* Exercise *
Render the following material again verbatim, leaving nothing out.
*** Data provided
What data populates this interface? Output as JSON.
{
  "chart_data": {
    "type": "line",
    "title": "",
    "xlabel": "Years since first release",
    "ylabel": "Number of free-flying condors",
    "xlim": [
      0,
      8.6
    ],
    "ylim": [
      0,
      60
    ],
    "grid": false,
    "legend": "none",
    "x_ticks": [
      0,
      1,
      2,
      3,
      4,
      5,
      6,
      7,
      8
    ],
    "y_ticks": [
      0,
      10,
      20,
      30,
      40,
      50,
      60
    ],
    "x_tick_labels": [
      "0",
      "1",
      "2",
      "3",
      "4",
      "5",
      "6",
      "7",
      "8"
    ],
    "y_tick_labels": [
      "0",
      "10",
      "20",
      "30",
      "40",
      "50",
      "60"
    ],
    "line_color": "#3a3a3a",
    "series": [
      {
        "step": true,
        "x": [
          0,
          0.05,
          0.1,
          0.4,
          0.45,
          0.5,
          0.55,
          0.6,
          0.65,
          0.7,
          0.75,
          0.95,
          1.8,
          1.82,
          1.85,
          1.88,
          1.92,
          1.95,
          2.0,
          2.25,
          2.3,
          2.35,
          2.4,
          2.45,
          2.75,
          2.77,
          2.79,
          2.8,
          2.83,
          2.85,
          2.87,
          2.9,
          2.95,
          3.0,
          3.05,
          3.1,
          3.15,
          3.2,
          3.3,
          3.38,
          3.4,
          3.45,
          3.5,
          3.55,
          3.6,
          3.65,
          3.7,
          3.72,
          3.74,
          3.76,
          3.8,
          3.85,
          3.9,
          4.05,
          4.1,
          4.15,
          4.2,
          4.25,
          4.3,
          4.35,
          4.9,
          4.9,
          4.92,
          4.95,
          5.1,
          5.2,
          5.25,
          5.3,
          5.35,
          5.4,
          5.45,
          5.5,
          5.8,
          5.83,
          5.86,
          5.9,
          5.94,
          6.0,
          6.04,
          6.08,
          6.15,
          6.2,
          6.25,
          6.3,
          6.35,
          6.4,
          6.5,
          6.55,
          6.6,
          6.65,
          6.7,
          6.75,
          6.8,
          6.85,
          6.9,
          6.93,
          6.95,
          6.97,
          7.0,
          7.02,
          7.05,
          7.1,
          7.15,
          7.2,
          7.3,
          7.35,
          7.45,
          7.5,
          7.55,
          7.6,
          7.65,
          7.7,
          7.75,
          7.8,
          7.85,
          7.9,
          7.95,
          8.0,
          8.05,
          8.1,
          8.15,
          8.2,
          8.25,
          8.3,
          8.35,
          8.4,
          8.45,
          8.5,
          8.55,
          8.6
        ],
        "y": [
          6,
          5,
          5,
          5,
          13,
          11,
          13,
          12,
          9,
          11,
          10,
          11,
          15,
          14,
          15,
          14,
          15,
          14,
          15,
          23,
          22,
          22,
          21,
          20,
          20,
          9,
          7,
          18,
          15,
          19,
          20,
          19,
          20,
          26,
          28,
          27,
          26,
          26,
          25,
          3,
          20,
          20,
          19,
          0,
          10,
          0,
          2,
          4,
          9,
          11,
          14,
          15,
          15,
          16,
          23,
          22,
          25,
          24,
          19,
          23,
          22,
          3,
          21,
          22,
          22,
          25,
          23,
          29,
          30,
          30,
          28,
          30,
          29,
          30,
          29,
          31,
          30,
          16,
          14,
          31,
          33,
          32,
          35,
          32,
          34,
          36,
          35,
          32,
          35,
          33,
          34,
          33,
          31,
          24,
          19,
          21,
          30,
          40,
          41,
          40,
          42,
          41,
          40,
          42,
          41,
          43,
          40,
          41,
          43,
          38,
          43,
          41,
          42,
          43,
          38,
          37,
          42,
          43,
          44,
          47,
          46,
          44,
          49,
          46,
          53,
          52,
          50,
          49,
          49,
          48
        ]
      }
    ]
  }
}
******
* Written answer *
What data populates this interface? Output as JSON.
{
  "chart_data": {
    "type": "line",
    "title": "",
    "xlabel": "Years since first release",
    "ylabel": "Number of free-flying condors",
    "xlim": [
      0,
      8.6
    ],
    "ylim": [
      0,
      60
    ],
    "grid": false,
    "legend": "none",
    "x_ticks": [
      0,
      1,
      2,
      3,
      4,
      5,
      6,
      7,
      8
    ],
    "y_ticks": [
      0,
      10,
      20,
      30,
      40,
      50,
      60
    ],
    "x_tick_labels": [
      "0",
      "1",
      "2",
      "3",
      "4",
      "5",
      "6",
      "7",
      "8"
    ],
    "y_tick_labels": [
      "0",
      "10",
      "20",
      "30",
      "40",
      "50",
      "60"
    ],
    "line_color": "#3a3a3a",
    "series": [
      {
        "step": true,
        "x": [
          0,
          0.05,
          0.1,
          0.4,
          0.45,
          0.5,
          0.55,
          0.6,
          0.65,
          0.7,
          0.75,
          0.95,
          1.8,
          1.82,
          1.85,
          1.88,
          1.92,
          1.95,
          2.0,
          2.25,
          2.3,
          2.35,
          2.4,
          2.45,
          2.75,
          2.77,
          2.79,
          2.8,
          2.83,
          2.85,
          2.87,
          2.9,
          2.95,
          3.0,
          3.05,
          3.1,
          3.15,
          3.2,
          3.3,
          3.38,
          3.4,
          3.45,
          3.5,
          3.55,
          3.6,
          3.65,
          3.7,
          3.72,
          3.74,
          3.76,
          3.8,
          3.85,
          3.9,
          4.05,
          4.1,
          4.15,
          4.2,
          4.25,
          4.3,
          4.35,
          4.9,
          4.9,
          4.92,
          4.95,
          5.1,
          5.2,
          5.25,
          5.3,
          5.35,
          5.4,
          5.45,
          5.5,
          5.8,
          5.83,
          5.86,
          5.9,
          5.94,
          6.0,
          6.04,
          6.08,
          6.15,
          6.2,
          6.25,
          6.3,
          6.35,
          6.4,
          6.5,
          6.55,
          6.6,
          6.65,
          6.7,
          6.75,
          6.8,
          6.85,
          6.9,
          6.93,
          6.95,
          6.97,
          7.0,
          7.02,
          7.05,
          7.1,
          7.15,
          7.2,
          7.3,
          7.35,
          7.45,
          7.5,
          7.55,
          7.6,
          7.65,
          7.7,
          7.75,
          7.8,
          7.85,
          7.9,
          7.95,
          8.0,
          8.05,
          8.1,
          8.15,
          8.2,
          8.25,
          8.3,
          8.35,
          8.4,
          8.45,
          8.5,
          8.55,
          8.6
        ],
        "y": [
          6,
          5,
          5,
          5,
          13,
          11,
          13,
          12,
          9,
          11,
          10,
          11,
          15,
          14,
          15,
          14,
          15,
          14,
          15,
          23,
          22,
          22,
          21,
          20,
          20,
          9,
          7,
          18,
          15,
          19,
          20,
          19,
          20,
          26,
          28,
          27,
          26,
          26,
          25,
          3,
          20,
          20,
          19,
          0,
          10,
          0,
          2,
          4,
          9,
          11,
          14,
          15,
          15,
          16,
          23,
          22,
          25,
          24,
          19,
          23,
          22,
          3,
          21,
          22,
          22,
          25,
          23,
          29,
          30,
          30,
          28,
          30,
          29,
          30,
          29,
          31,
          30,
          16,
          14,
          31,
          33,
          32,
          35,
          32,
          34,
          36,
          35,
          32,
          35,
          33,
          34,
          33,
          31,
          24,
          19,
          21,
          30,
          40,
          41,
          40,
          42,
          41,
          40,
          42,
          41,
          43,
          40,
          41,
          43,
          38,
          43,
          41,
          42,
          43,
          38,
          37,
          42,
          43,
          44,
          47,
          46,
          44,
          49,
          46,
          53,
          52,
          50,
          49,
          49,
          48
        ]
      }
    ]
  }
}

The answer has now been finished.